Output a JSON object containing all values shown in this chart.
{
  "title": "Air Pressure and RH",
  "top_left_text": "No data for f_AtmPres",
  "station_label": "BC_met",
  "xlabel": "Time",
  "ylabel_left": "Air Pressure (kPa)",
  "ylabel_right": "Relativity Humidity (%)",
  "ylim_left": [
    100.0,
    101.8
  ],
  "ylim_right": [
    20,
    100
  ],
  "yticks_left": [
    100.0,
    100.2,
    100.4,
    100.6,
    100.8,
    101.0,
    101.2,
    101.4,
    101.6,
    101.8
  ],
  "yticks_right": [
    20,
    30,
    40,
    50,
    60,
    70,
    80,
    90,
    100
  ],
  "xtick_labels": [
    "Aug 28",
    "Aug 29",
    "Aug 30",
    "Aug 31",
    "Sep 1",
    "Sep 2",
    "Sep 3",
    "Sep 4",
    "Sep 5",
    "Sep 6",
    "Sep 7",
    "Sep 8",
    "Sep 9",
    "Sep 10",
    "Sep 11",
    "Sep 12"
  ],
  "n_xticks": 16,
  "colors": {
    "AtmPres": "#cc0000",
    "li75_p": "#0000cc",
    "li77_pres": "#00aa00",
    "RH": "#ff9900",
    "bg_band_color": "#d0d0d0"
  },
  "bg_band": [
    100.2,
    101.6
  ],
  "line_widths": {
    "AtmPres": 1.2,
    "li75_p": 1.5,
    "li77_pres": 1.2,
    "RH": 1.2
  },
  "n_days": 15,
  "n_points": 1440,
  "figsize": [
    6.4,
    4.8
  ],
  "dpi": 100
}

-.-.-

• _REQUIREMENT_: Return each line with "Pressure".

• _FINAL ANSWER_:
  "title": "Air Pressure and RH",
  "ylabel_left": "Air Pressure (kPa)",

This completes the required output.